*REQUEST*
Gather every line that includes the word "каркаса", please.

[Collected data]
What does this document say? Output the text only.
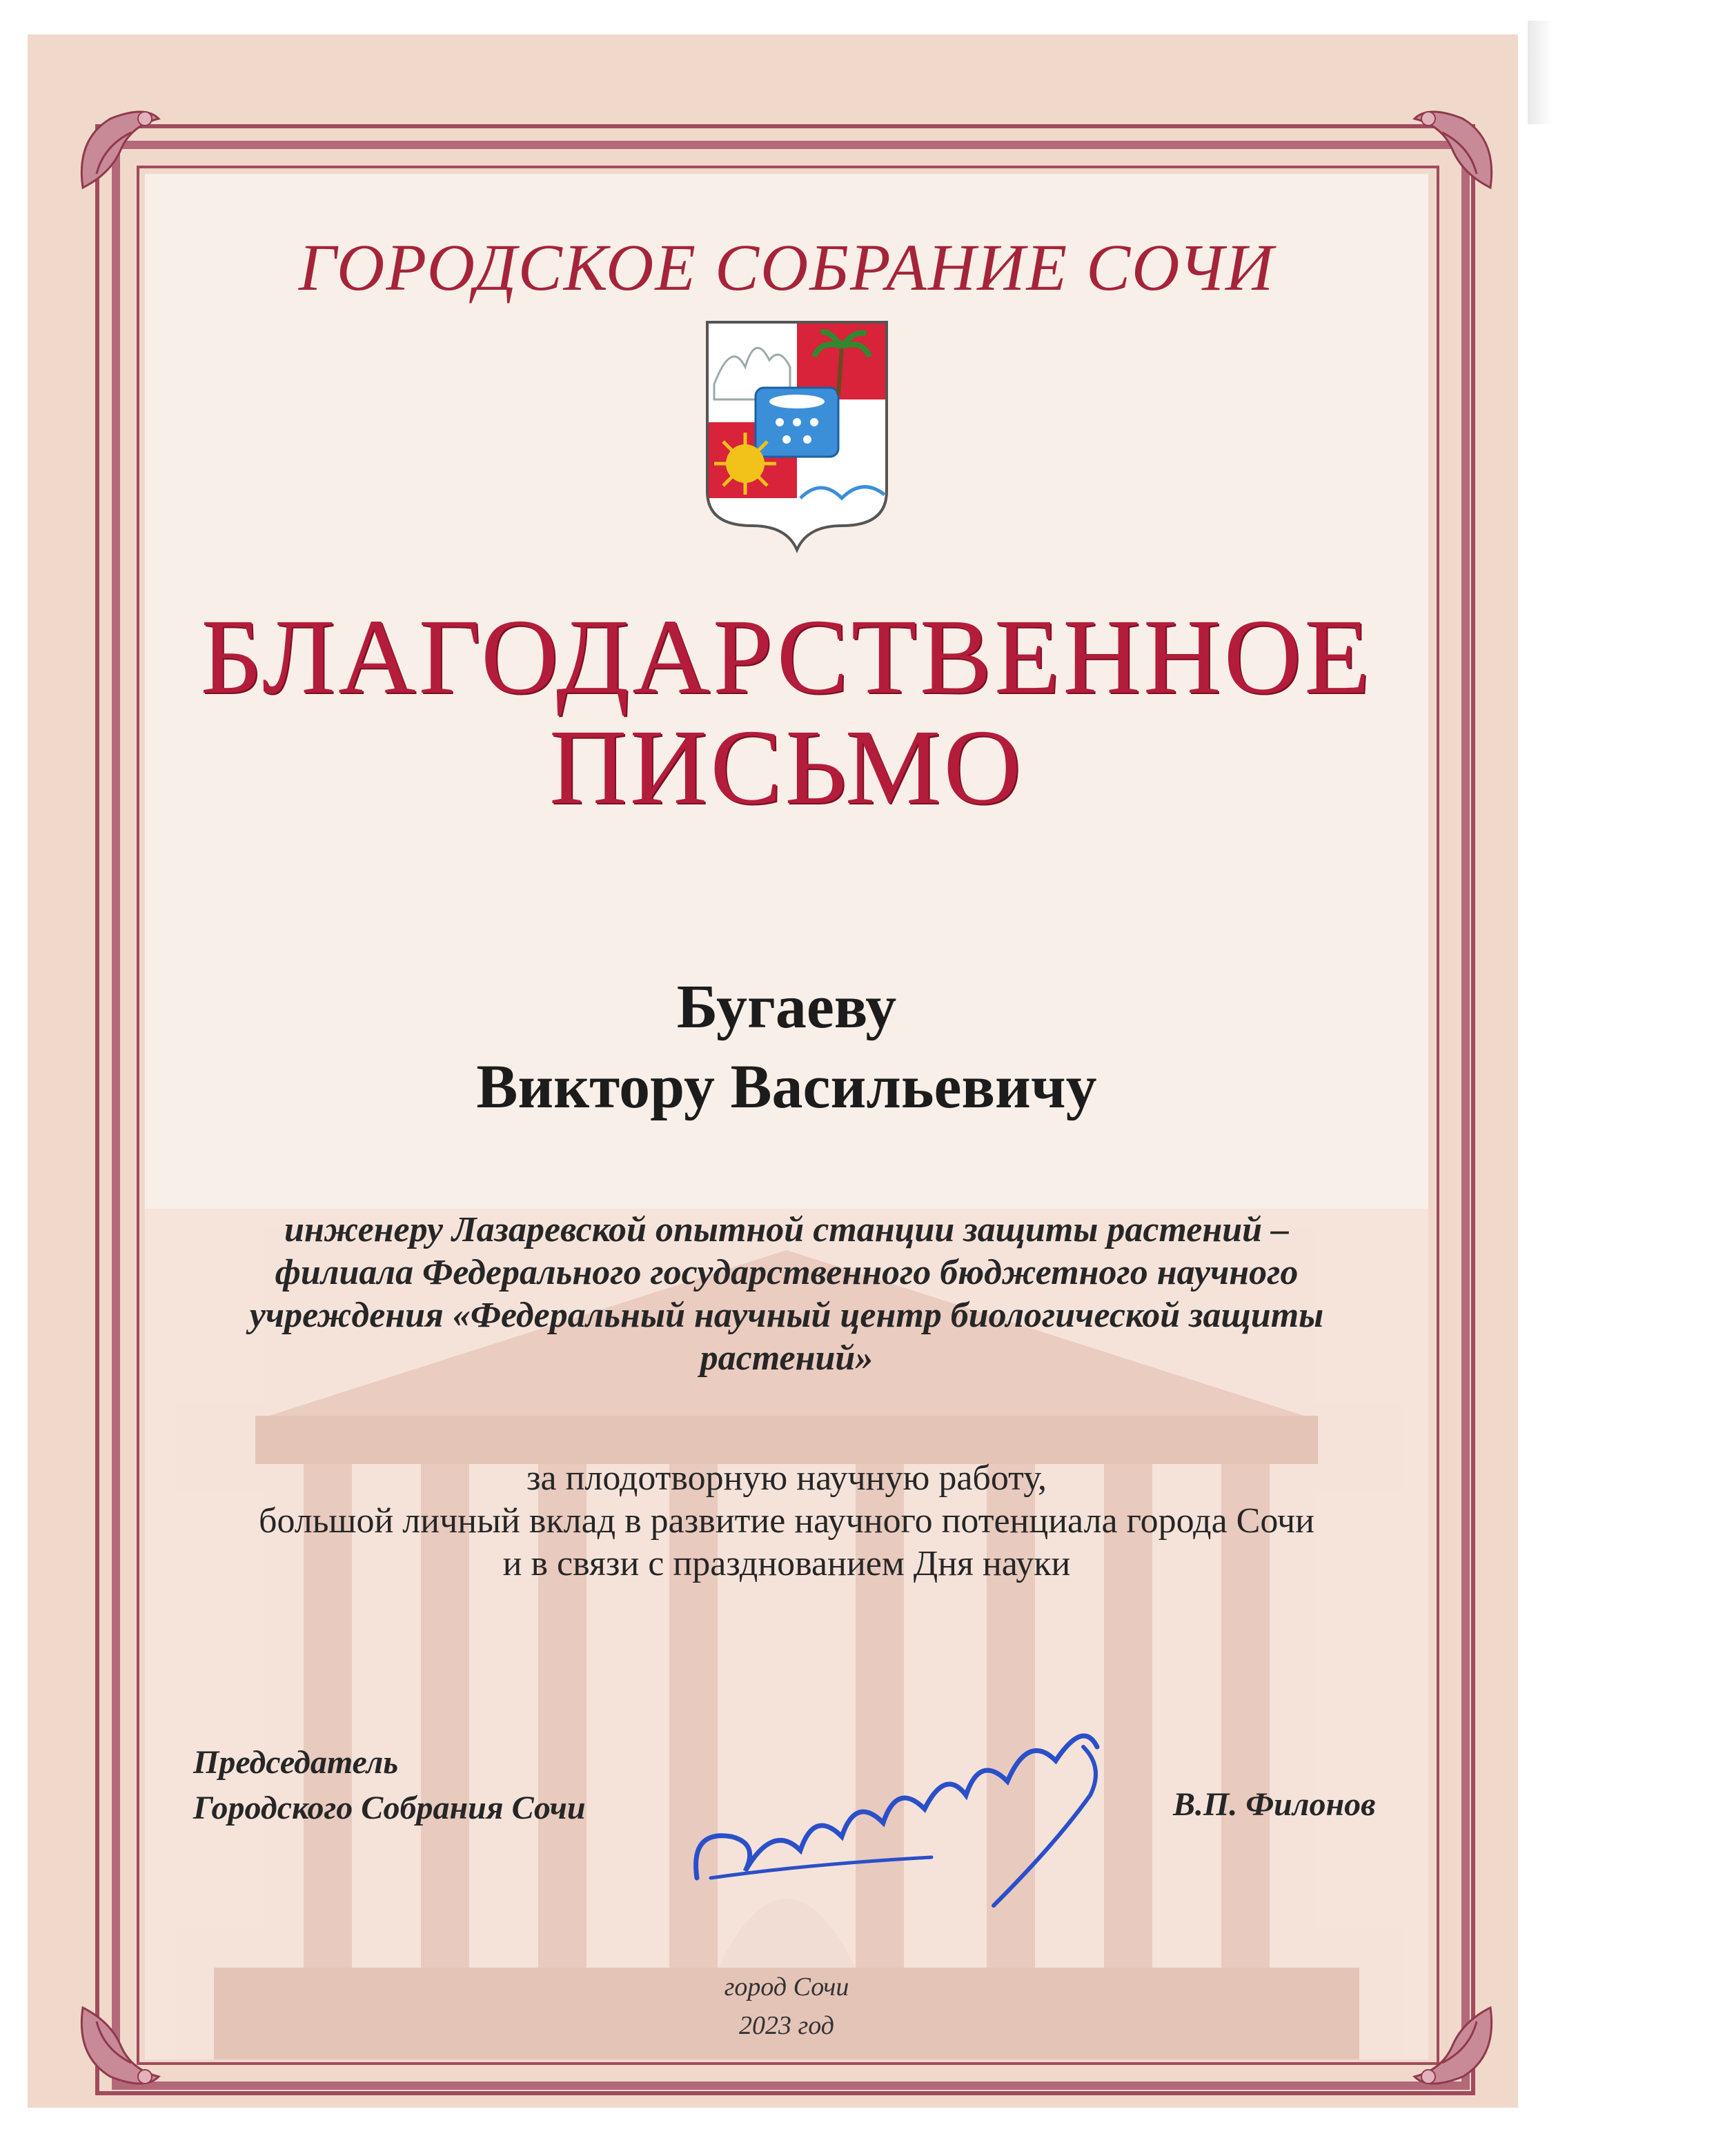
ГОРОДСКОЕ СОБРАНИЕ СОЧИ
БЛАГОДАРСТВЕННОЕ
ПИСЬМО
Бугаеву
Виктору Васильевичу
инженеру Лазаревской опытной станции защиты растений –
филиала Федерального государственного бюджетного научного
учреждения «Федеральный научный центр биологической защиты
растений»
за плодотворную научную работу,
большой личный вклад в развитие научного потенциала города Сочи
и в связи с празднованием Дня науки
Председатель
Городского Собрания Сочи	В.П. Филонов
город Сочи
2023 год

---

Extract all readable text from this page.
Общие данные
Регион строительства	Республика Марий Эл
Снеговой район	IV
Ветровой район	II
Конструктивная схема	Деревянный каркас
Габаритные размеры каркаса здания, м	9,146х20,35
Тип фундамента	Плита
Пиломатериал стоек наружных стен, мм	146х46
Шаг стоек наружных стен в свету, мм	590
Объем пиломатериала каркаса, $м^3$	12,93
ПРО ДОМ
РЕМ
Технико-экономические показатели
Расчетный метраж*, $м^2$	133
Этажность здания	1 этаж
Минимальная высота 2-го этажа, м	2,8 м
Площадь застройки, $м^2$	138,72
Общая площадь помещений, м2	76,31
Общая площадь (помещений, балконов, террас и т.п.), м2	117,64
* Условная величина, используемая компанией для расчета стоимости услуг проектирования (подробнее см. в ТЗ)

*OUTPUT FOR THIS EXERCISE*
Габаритные размеры каркаса здания, м	9,146х20,35
Объем пиломатериала каркаса, $м^3$	12,93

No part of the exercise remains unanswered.